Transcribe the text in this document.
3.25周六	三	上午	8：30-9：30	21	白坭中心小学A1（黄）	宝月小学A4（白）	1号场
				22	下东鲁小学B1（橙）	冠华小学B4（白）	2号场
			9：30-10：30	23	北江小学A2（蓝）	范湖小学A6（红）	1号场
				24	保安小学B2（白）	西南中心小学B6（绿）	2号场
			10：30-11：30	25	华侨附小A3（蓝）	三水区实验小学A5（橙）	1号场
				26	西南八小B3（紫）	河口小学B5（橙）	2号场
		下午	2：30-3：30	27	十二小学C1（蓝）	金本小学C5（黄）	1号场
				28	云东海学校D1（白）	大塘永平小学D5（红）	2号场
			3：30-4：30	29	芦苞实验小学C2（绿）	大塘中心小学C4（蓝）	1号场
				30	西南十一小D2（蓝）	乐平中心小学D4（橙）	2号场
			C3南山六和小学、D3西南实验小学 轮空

#### EXERCISE OBJECTIVE:
Each line above must be reproduced exactly as it stands.

#### RESPONSE BELOW:
Transcribe the text in this document.
3.25周六	三	上午	8：30-9：30	21	白坭中心小学A1（黄）	宝月小学A4（白）	1号场
				22	下东鲁小学B1（橙）	冠华小学B4（白）	2号场
			9：30-10：30	23	北江小学A2（蓝）	范湖小学A6（红）	1号场
				24	保安小学B2（白）	西南中心小学B6（绿）	2号场
			10：30-11：30	25	华侨附小A3（蓝）	三水区实验小学A5（橙）	1号场
				26	西南八小B3（紫）	河口小学B5（橙）	2号场
		下午	2：30-3：30	27	十二小学C1（蓝）	金本小学C5（黄）	1号场
				28	云东海学校D1（白）	大塘永平小学D5（红）	2号场
			3：30-4：30	29	芦苞实验小学C2（绿）	大塘中心小学C4（蓝）	1号场
				30	西南十一小D2（蓝）	乐平中心小学D4（橙）	2号场
			C3南山六和小学、D3西南实验小学 轮空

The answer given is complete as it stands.